— begin DATASET EXTRACT —

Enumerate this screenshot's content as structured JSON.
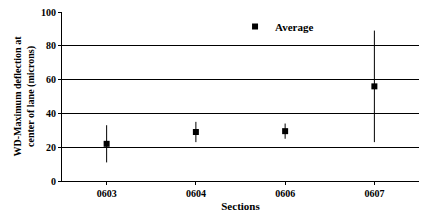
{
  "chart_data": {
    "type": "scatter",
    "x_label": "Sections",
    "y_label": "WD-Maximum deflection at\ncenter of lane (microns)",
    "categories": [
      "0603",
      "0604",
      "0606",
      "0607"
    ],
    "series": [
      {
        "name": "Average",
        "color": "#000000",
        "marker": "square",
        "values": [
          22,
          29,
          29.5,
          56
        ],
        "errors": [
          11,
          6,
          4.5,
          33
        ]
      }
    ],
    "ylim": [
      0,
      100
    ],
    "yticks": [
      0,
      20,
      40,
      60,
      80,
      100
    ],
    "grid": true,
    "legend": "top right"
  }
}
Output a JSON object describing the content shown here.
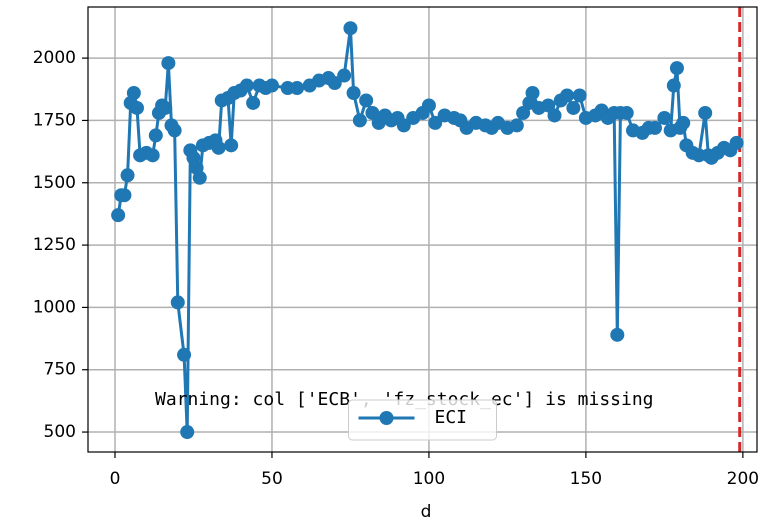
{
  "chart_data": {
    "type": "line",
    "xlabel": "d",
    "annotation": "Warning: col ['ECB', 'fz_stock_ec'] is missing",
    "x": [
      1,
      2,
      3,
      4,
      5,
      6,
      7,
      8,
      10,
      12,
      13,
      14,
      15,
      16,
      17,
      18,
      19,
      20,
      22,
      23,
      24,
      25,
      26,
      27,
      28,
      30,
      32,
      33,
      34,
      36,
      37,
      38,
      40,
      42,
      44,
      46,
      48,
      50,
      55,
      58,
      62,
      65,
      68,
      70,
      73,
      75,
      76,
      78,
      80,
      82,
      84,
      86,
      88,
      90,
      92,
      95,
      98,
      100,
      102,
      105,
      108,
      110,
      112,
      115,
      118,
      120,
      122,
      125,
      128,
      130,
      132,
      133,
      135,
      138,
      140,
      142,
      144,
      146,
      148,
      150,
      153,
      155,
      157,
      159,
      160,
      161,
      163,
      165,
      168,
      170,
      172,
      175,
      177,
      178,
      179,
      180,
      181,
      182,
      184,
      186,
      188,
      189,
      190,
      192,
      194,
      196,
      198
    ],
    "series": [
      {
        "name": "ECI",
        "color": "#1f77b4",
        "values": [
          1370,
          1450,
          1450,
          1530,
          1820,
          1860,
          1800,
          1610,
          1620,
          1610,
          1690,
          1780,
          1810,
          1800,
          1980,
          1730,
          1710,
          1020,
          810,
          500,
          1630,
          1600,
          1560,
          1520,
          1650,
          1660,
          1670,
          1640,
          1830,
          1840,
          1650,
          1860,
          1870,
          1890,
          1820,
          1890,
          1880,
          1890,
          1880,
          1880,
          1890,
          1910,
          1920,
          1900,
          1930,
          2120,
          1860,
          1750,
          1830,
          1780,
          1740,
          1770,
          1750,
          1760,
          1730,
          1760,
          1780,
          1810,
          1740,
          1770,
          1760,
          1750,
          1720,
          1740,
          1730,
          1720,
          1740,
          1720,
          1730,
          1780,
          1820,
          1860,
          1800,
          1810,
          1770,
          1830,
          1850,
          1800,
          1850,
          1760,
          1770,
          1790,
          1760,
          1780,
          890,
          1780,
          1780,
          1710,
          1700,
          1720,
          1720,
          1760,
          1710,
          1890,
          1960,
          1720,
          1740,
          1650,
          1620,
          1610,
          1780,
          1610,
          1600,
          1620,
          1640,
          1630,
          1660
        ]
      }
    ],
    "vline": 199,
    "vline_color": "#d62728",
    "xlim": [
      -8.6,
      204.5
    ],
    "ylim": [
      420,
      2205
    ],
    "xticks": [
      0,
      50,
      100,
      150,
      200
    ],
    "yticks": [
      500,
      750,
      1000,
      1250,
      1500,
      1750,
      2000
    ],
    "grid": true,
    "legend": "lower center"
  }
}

— end DATASET EXTRACT —
— begin DATASET EXTRACT —

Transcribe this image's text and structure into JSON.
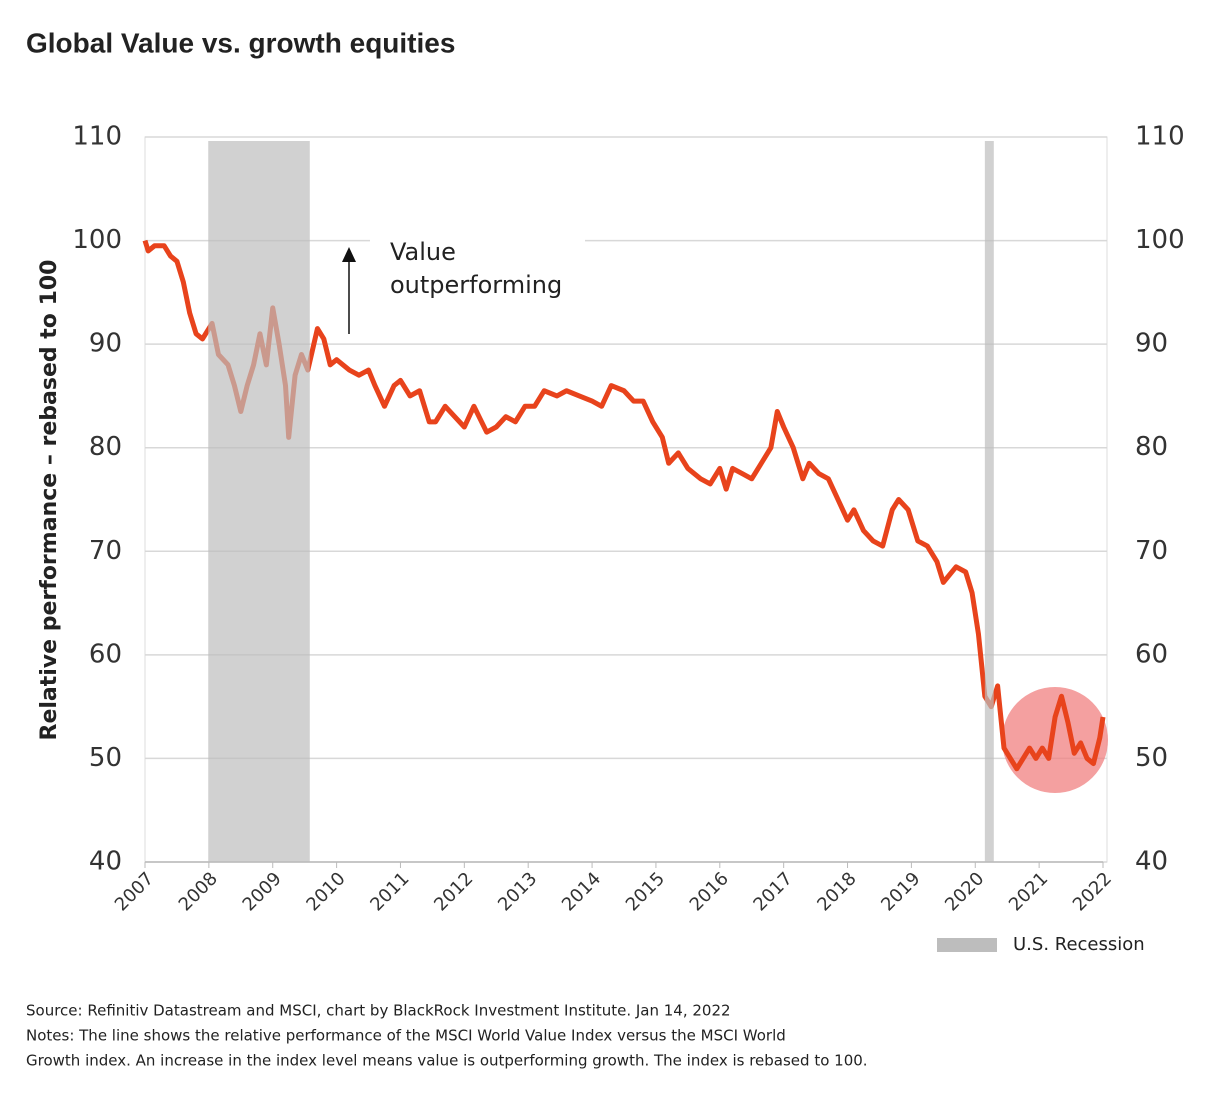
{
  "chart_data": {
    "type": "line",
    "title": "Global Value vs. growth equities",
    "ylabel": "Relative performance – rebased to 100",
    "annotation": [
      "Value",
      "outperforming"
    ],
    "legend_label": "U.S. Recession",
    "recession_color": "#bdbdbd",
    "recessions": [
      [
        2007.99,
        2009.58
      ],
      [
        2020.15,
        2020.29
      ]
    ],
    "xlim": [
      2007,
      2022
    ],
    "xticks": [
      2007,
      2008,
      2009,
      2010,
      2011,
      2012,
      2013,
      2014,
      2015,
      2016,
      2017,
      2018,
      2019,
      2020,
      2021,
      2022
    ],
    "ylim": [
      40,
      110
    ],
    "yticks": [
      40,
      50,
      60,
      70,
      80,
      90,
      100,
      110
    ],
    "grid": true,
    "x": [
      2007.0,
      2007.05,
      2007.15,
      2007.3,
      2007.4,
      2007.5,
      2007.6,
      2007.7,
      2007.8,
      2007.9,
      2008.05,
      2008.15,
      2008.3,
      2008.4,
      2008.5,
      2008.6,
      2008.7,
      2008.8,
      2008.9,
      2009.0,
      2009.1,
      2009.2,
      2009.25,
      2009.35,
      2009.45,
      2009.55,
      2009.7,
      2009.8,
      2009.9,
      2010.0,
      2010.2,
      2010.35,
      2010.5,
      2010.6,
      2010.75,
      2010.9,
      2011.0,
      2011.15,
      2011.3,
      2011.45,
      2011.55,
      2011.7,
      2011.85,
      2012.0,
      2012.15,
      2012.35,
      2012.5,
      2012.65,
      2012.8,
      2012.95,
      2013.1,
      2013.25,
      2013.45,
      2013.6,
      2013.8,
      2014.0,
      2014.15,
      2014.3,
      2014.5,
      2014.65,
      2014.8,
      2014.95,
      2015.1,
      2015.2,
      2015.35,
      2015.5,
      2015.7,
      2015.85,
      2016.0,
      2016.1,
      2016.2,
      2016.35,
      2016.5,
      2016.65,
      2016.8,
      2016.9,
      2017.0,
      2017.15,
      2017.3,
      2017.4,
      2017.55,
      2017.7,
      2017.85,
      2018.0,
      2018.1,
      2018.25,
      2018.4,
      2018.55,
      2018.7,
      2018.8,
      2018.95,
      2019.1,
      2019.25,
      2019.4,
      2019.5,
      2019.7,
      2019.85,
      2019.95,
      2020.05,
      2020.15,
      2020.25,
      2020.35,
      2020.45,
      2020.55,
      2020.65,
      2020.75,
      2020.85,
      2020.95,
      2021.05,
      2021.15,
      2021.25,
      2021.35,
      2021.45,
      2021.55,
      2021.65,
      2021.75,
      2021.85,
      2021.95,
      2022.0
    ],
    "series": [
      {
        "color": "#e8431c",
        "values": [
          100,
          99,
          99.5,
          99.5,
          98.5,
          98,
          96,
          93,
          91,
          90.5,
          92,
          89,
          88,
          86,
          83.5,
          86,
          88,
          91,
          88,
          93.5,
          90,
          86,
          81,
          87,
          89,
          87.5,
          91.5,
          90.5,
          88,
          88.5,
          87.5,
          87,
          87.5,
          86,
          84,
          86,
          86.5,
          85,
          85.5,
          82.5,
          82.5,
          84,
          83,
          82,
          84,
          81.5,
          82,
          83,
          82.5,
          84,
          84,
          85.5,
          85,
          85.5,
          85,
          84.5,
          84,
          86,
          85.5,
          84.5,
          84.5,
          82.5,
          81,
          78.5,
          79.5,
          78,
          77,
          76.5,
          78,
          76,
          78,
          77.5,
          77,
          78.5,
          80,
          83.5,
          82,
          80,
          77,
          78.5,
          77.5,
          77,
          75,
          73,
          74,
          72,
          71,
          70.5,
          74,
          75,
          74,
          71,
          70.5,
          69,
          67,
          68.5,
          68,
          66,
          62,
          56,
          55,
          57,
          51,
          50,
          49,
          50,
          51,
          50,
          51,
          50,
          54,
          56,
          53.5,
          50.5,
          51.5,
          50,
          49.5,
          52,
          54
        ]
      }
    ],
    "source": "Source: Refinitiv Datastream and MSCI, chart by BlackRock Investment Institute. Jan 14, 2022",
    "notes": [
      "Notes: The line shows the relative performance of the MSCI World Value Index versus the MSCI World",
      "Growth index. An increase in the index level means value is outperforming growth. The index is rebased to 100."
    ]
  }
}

— end DATASET EXTRACT —

◆ **WHAT NEEDS TO BE DONE**: State how many lines in the records above contain the word "outperforming", giving only the number.

◆ **CORRECT ANSWER**: 2